GOAL
Return each line of the listing that contains the string "Time".

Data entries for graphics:
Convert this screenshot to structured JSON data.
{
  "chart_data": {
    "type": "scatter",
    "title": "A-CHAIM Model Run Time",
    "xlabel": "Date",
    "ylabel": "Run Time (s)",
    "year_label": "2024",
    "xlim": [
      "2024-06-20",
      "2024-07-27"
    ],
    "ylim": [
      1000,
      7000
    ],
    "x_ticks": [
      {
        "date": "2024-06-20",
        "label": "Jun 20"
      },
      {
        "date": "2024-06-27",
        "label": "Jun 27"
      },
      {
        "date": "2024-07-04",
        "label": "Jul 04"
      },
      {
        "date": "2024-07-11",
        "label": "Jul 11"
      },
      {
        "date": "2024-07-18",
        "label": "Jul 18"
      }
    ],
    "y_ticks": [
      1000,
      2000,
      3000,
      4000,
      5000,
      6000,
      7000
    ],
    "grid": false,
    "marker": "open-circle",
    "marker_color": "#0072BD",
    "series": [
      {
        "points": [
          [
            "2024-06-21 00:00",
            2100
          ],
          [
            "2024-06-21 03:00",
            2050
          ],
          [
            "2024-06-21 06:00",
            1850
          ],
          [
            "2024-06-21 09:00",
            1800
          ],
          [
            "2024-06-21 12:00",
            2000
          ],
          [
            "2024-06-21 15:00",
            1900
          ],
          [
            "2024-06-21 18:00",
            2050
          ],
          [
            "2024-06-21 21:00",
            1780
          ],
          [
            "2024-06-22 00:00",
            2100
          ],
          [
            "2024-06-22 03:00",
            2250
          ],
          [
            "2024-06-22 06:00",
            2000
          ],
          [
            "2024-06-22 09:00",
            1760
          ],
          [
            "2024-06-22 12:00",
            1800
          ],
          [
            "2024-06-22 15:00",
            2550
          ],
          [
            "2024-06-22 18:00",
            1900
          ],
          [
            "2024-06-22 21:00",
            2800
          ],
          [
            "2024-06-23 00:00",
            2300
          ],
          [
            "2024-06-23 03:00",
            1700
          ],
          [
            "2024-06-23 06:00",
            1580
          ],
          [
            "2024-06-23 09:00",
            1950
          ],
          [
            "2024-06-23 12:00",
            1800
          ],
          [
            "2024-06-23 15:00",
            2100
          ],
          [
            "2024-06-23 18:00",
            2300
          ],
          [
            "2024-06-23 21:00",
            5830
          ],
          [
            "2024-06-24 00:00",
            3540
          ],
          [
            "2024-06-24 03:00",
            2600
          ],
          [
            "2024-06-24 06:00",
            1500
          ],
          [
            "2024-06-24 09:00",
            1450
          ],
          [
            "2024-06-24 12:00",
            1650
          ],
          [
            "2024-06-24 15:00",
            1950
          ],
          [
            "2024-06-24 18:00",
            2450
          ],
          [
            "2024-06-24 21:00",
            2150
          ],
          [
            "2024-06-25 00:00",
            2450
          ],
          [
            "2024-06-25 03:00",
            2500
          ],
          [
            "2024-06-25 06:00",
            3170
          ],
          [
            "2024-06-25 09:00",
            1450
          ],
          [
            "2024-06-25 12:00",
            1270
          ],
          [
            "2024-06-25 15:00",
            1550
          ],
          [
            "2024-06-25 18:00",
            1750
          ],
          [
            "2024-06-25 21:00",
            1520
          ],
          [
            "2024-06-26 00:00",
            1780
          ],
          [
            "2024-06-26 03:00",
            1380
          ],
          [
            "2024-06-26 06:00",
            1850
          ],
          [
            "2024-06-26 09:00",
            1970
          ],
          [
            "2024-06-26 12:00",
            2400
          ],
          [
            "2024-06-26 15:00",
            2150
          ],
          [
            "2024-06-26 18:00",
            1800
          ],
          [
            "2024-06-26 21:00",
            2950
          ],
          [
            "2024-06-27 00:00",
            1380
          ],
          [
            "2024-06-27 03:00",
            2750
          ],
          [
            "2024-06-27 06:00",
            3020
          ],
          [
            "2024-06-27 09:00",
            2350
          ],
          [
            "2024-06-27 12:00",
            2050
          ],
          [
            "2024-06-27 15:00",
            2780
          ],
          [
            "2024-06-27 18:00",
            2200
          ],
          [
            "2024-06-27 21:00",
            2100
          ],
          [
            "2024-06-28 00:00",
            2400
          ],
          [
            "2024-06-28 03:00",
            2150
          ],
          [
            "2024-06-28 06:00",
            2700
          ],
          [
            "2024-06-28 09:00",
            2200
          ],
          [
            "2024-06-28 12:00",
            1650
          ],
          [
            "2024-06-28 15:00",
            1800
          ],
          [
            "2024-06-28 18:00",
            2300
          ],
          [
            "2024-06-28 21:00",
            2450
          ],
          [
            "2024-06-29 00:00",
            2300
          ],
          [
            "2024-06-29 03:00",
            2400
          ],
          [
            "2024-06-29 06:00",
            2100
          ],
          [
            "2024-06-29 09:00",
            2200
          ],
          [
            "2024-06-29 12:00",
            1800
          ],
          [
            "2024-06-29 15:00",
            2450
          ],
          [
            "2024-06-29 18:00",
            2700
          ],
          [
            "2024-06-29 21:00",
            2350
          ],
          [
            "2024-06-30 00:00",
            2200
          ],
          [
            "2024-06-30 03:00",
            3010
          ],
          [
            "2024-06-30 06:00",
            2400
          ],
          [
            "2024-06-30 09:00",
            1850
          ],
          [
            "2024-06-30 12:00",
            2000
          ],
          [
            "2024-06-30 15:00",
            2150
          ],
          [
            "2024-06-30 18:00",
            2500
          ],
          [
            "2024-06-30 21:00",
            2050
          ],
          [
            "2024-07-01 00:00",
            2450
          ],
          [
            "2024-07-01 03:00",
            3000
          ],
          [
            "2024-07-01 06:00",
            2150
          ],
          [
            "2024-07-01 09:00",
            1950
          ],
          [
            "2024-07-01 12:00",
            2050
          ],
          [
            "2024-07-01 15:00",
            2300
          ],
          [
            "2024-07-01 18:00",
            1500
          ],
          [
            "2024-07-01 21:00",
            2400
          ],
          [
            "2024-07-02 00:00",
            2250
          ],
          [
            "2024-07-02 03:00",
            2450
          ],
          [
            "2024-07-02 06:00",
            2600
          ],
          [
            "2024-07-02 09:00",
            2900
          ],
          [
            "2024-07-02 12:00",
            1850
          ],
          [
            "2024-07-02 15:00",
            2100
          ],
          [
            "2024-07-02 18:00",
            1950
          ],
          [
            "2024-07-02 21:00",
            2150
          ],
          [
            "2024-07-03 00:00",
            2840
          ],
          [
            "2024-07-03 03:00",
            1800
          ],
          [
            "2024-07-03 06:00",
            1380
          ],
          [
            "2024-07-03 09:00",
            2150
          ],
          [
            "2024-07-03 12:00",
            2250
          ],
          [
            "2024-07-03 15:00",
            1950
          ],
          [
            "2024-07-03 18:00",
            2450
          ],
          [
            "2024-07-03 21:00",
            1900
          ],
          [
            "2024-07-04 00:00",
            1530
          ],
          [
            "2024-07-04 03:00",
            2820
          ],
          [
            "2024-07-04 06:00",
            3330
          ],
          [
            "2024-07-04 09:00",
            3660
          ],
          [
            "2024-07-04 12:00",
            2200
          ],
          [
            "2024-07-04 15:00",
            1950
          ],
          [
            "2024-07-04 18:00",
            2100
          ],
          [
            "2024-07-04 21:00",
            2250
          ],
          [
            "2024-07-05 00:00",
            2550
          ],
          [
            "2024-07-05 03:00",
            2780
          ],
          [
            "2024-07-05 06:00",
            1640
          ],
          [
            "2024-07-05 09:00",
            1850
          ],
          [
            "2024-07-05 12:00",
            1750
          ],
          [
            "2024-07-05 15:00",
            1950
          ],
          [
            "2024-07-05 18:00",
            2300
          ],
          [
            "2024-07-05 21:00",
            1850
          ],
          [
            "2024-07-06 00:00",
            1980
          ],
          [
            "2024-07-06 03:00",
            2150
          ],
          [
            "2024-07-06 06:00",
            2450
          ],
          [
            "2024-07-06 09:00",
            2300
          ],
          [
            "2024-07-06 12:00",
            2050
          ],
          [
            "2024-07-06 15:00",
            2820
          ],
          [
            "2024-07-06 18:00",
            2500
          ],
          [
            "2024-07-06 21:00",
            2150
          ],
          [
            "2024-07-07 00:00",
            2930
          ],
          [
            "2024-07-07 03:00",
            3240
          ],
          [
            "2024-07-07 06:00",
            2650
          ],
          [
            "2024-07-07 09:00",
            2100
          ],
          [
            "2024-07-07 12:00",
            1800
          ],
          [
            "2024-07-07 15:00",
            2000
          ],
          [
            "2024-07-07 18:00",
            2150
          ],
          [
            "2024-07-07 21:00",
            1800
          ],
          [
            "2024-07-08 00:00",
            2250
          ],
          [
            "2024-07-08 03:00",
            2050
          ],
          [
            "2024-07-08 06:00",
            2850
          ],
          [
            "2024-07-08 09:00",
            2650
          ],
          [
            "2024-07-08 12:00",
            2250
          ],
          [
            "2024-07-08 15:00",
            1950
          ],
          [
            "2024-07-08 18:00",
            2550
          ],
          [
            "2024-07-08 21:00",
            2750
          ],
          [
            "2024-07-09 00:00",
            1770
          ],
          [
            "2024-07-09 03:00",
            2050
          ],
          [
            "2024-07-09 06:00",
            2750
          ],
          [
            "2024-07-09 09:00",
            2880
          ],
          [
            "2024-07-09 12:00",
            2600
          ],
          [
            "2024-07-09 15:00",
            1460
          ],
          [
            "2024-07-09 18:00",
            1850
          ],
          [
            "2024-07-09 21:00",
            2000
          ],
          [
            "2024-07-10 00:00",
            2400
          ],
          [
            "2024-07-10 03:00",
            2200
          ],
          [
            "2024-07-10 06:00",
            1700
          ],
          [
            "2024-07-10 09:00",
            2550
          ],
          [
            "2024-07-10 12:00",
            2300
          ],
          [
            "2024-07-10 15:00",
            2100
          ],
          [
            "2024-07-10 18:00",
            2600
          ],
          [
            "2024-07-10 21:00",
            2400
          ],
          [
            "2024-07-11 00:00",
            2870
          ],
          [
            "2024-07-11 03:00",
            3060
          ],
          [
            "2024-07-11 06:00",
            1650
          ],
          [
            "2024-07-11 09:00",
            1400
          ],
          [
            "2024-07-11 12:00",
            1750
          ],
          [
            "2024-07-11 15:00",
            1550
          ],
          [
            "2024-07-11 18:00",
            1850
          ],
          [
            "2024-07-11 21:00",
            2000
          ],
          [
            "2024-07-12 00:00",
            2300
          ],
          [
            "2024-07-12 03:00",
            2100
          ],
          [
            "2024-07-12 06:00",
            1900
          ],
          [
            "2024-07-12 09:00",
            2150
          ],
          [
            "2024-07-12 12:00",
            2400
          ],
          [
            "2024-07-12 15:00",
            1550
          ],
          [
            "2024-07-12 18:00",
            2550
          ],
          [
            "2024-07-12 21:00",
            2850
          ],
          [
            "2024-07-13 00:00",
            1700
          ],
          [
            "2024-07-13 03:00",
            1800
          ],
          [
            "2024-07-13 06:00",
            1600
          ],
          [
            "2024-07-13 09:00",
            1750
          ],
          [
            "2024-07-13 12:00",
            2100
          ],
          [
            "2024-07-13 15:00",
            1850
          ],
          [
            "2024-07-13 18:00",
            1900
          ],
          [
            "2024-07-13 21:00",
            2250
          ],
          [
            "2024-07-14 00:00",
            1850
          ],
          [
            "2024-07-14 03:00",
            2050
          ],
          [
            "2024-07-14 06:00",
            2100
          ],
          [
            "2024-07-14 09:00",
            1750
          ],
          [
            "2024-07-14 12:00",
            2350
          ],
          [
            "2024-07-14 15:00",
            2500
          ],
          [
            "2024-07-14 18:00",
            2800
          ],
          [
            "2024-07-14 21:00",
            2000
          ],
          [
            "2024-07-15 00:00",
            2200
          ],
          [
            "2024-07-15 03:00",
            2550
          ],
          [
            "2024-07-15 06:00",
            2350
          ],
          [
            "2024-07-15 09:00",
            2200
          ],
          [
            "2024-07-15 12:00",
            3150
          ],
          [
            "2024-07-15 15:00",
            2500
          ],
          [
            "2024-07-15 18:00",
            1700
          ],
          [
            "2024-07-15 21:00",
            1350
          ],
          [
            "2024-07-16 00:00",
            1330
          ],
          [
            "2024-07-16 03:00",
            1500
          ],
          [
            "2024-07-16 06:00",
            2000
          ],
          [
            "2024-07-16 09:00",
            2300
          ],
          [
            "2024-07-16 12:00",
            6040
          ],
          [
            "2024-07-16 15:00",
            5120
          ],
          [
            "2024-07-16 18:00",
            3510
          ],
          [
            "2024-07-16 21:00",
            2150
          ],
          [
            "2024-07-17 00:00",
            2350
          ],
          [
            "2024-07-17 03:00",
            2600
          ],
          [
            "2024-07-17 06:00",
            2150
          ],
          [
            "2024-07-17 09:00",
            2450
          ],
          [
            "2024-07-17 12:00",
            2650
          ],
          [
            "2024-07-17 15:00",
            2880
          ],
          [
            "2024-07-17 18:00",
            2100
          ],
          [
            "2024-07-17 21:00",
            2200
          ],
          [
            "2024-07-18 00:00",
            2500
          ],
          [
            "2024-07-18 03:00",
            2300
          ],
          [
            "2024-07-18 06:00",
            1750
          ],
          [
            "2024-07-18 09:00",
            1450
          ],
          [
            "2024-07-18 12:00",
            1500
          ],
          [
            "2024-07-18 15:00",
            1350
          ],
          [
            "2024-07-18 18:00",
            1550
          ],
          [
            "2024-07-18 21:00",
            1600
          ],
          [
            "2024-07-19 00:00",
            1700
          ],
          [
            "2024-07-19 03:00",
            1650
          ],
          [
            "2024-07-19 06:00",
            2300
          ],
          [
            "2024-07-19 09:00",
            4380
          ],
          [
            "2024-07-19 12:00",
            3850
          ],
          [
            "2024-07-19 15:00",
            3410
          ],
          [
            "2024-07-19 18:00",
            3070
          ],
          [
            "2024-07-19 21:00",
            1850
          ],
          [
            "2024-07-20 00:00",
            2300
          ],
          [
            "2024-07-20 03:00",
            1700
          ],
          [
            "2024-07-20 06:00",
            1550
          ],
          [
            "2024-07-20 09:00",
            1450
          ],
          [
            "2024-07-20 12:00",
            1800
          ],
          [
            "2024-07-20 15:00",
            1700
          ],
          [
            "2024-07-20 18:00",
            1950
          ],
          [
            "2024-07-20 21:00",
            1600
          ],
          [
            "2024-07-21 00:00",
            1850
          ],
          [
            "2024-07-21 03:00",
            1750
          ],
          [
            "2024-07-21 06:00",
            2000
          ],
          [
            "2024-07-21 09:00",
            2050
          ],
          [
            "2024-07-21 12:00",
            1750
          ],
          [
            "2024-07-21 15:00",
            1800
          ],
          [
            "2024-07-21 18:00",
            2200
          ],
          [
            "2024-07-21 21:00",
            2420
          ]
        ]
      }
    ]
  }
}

ANSWER TO THE PROBLEM
    "title": "A-CHAIM Model Run Time",
    "ylabel": "Run Time (s)",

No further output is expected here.